===== Extracted records

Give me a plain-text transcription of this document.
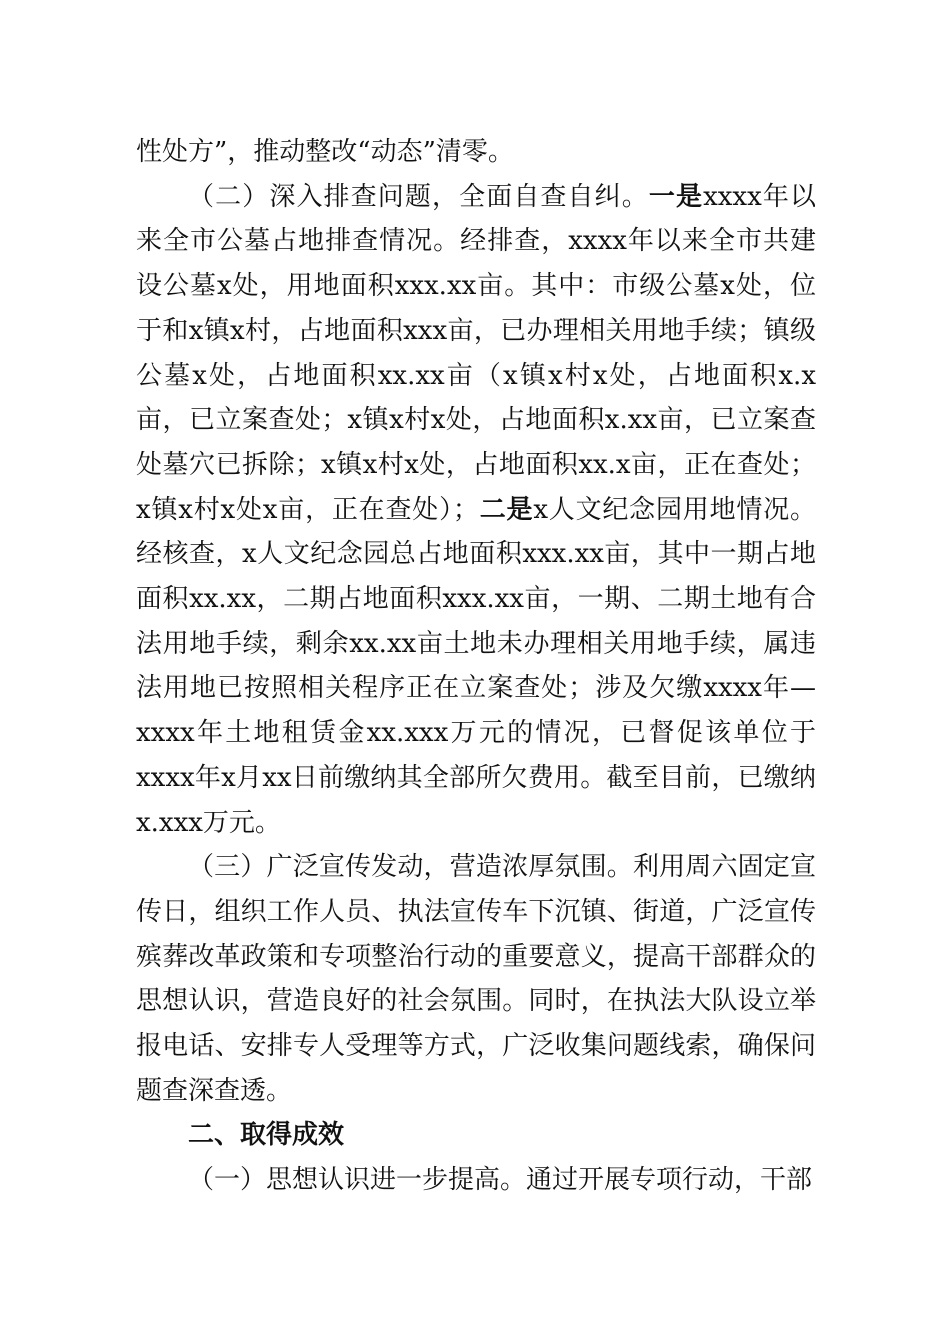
性处方”，推动整改“动态”清零。

（二）深入排查问题，全面自查自纠。一是xxxx年以来全市公墓占地排查情况。经排查，xxxx年以来全市共建设公墓x处，用地面积xxx.xx亩。其中：市级公墓x处，位于和x镇x村，占地面积xxx亩，已办理相关用地手续；镇级公墓x处，占地面积xx.xx亩（x镇x村x处，占地面积x.x亩，已立案查处；x镇x村x处，占地面积x.xx亩，已立案查处墓穴已拆除；x镇x村x处，占地面积xx.x亩，正在查处；x镇x村x处x亩，正在查处）；二是x人文纪念园用地情况。经核查，x人文纪念园总占地面积xxx.xx亩，其中一期占地面积xx.xx，二期占地面积xxx.xx亩，一期、二期土地有合法用地手续，剩余xx.xx亩土地未办理相关用地手续，属违法用地已按照相关程序正在立案查处；涉及欠缴xxxx年—xxxx年土地租赁金xx.xxx万元的情况，已督促该单位于xxxx年x月xx日前缴纳其全部所欠费用。截至目前，已缴纳x.xxx万元。

（三）广泛宣传发动，营造浓厚氛围。利用周六固定宣传日，组织工作人员、执法宣传车下沉镇、街道，广泛宣传殡葬改革政策和专项整治行动的重要意义，提高干部群众的思想认识，营造良好的社会氛围。同时，在执法大队设立举报电话、安排专人受理等方式，广泛收集问题线索，确保问题查深查透。

二、取得成效

（一）思想认识进一步提高。通过开展专项行动，干部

==========

Every line is to be duplicated exactly, though pictures stay out.

Give me a plain-text transcription of this document.
性处方”，推动整改“动态”清零。

（二）深入排查问题，全面自查自纠。一是xxxx年以来全市公墓占地排查情况。经排查，xxxx年以来全市共建设公墓x处，用地面积xxx.xx亩。其中：市级公墓x处，位于和x镇x村，占地面积xxx亩，已办理相关用地手续；镇级公墓x处，占地面积xx.xx亩（x镇x村x处，占地面积x.x亩，已立案查处；x镇x村x处，占地面积x.xx亩，已立案查处墓穴已拆除；x镇x村x处，占地面积xx.x亩，正在查处；x镇x村x处x亩，正在查处）；二是x人文纪念园用地情况。经核查，x人文纪念园总占地面积xxx.xx亩，其中一期占地面积xx.xx，二期占地面积xxx.xx亩，一期、二期土地有合法用地手续，剩余xx.xx亩土地未办理相关用地手续，属违法用地已按照相关程序正在立案查处；涉及欠缴xxxx年—xxxx年土地租赁金xx.xxx万元的情况，已督促该单位于xxxx年x月xx日前缴纳其全部所欠费用。截至目前，已缴纳x.xxx万元。

（三）广泛宣传发动，营造浓厚氛围。利用周六固定宣传日，组织工作人员、执法宣传车下沉镇、街道，广泛宣传殡葬改革政策和专项整治行动的重要意义，提高干部群众的思想认识，营造良好的社会氛围。同时，在执法大队设立举报电话、安排专人受理等方式，广泛收集问题线索，确保问题查深查透。

二、取得成效

（一）思想认识进一步提高。通过开展专项行动，干部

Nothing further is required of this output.